Do not copy the pictures; transcribe all other material exactly.

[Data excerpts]
^^^^^^^^^^^^^^^^

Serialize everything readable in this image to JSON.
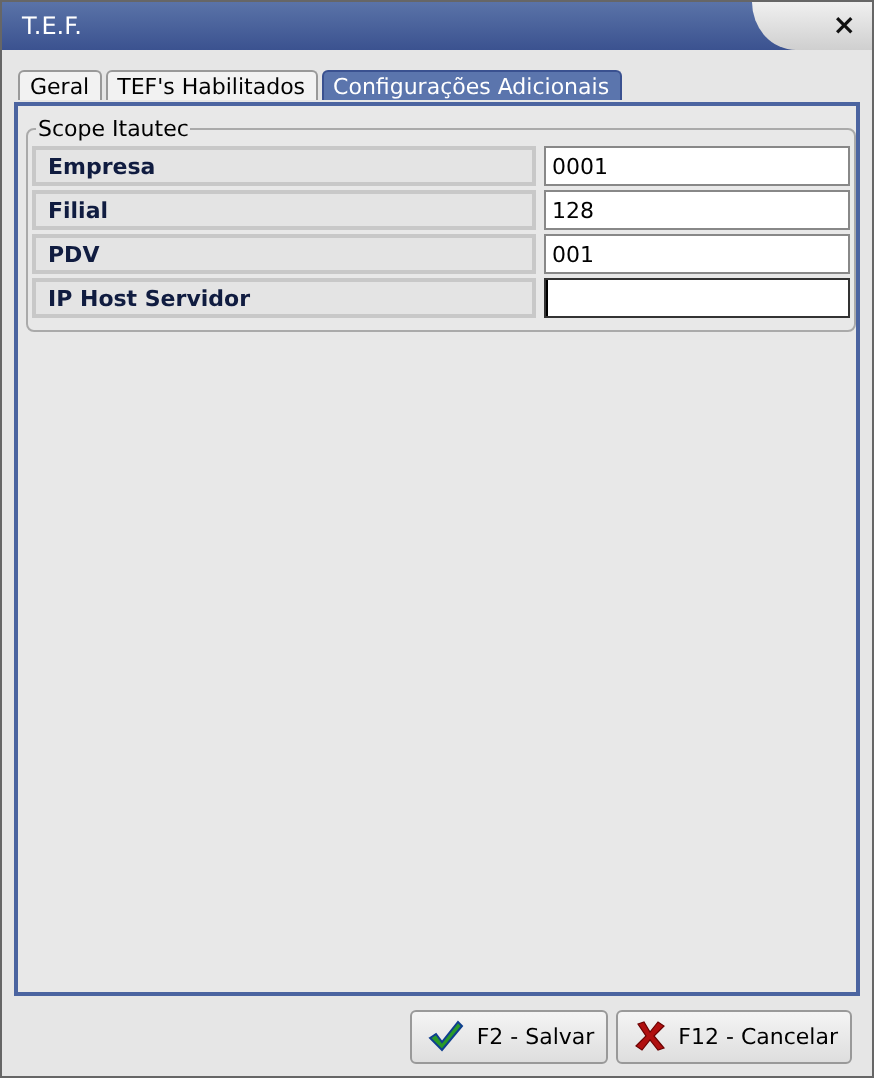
{
  "window": {
    "title": "T.E.F.",
    "close": "×"
  },
  "tabs": [
    {
      "label": "Geral",
      "selected": false
    },
    {
      "label": "TEF's Habilitados",
      "selected": false
    },
    {
      "label": "Configurações Adicionais",
      "selected": true
    }
  ],
  "group": {
    "title": "Scope Itautec",
    "fields": [
      {
        "label": "Empresa",
        "value": "0001"
      },
      {
        "label": "Filial",
        "value": "128"
      },
      {
        "label": "PDV",
        "value": "001"
      },
      {
        "label": "IP Host Servidor",
        "focused": true
      }
    ]
  },
  "buttons": [
    {
      "kind": "save",
      "label": "F2 - Salvar"
    },
    {
      "kind": "cancel",
      "label": "F12 - Cancelar"
    }
  ]
}
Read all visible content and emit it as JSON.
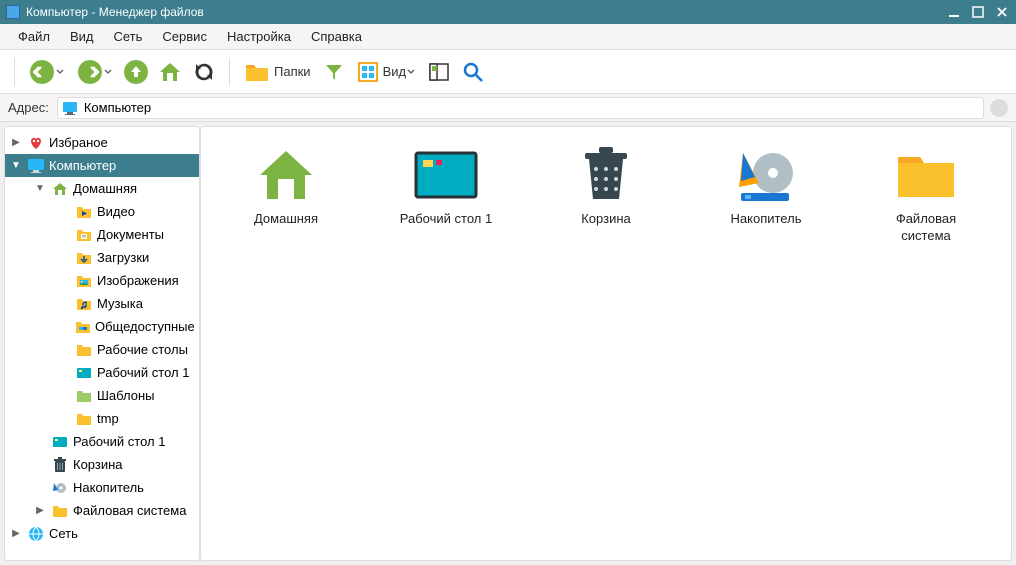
{
  "window": {
    "title": "Компьютер  - Менеджер файлов"
  },
  "menubar": [
    "Файл",
    "Вид",
    "Сеть",
    "Сервис",
    "Настройка",
    "Справка"
  ],
  "toolbar": {
    "folders_label": "Папки",
    "view_label": "Вид"
  },
  "addressbar": {
    "label": "Адрес:",
    "path": "Компьютер"
  },
  "tree": {
    "favorites": "Избраное",
    "computer": "Компьютер",
    "home": "Домашняя",
    "video": "Видео",
    "documents": "Документы",
    "downloads": "Загрузки",
    "images": "Изображения",
    "music": "Музыка",
    "public": "Общедоступные",
    "desktops": "Рабочие столы",
    "desktop1": "Рабочий стол 1",
    "templates": "Шаблоны",
    "tmp": "tmp",
    "desktop1b": "Рабочий стол 1",
    "trash": "Корзина",
    "drive": "Накопитель",
    "filesystem": "Файловая система",
    "network": "Сеть"
  },
  "grid": {
    "home": "Домашняя",
    "desktop": "Рабочий стол 1",
    "trash": "Корзина",
    "drive": "Накопитель",
    "filesystem": "Файловая система"
  }
}
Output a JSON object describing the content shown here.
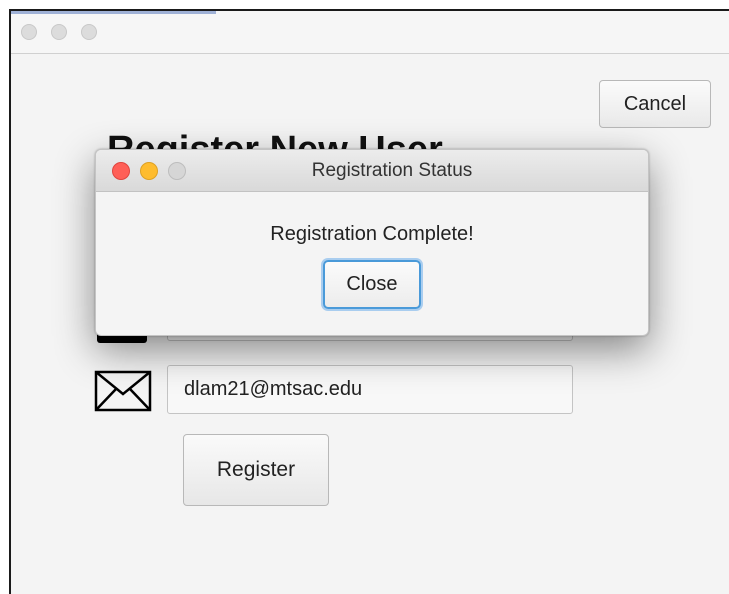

^^^^^^^^^^^^^^^^

### Answer for the task
Serialize everything readable in this image to JSON.
{
  "window": {
    "title": "T.E.F.",
    "close": "×"
  },
  "tabs": [
    {
      "label": "Geral",
      "selected": false
    },
    {
      "label": "TEF's Habilitados",
      "selected": false
    },
    {
      "label": "Configurações Adicionais",
      "selected": true
    }
  ],
  "group": {
    "title": "Scope Itautec",
    "fields": [
      {
        "label": "Empresa",
        "value": "0001"
      },
      {
        "label": "Filial",
        "value": "128"
      },
      {
        "label": "PDV",
        "value": "001"
      },
      {
        "label": "IP Host Servidor",
        "focused": true
      }
    ]
  },
  "buttons": [
    {
      "kind": "save",
      "label": "F2 - Salvar"
    },
    {
      "kind": "cancel",
      "label": "F12 - Cancelar"
    }
  ]
}
Read all visible content and emit it as JSON.
{
  "window": {
    "title": "Компьютер  - Менеджер файлов"
  },
  "menubar": [
    "Файл",
    "Вид",
    "Сеть",
    "Сервис",
    "Настройка",
    "Справка"
  ],
  "toolbar": {
    "folders_label": "Папки",
    "view_label": "Вид"
  },
  "addressbar": {
    "label": "Адрес:",
    "path": "Компьютер"
  },
  "tree": {
    "favorites": "Избраное",
    "computer": "Компьютер",
    "home": "Домашняя",
    "video": "Видео",
    "documents": "Документы",
    "downloads": "Загрузки",
    "images": "Изображения",
    "music": "Музыка",
    "public": "Общедоступные",
    "desktops": "Рабочие столы",
    "desktop1": "Рабочий стол 1",
    "templates": "Шаблоны",
    "tmp": "tmp",
    "desktop1b": "Рабочий стол 1",
    "trash": "Корзина",
    "drive": "Накопитель",
    "filesystem": "Файловая система",
    "network": "Сеть"
  },
  "grid": {
    "home": "Домашняя",
    "desktop": "Рабочий стол 1",
    "trash": "Корзина",
    "drive": "Накопитель",
    "filesystem": "Файловая система"
  }
}
Output a JSON object describing the content shown here.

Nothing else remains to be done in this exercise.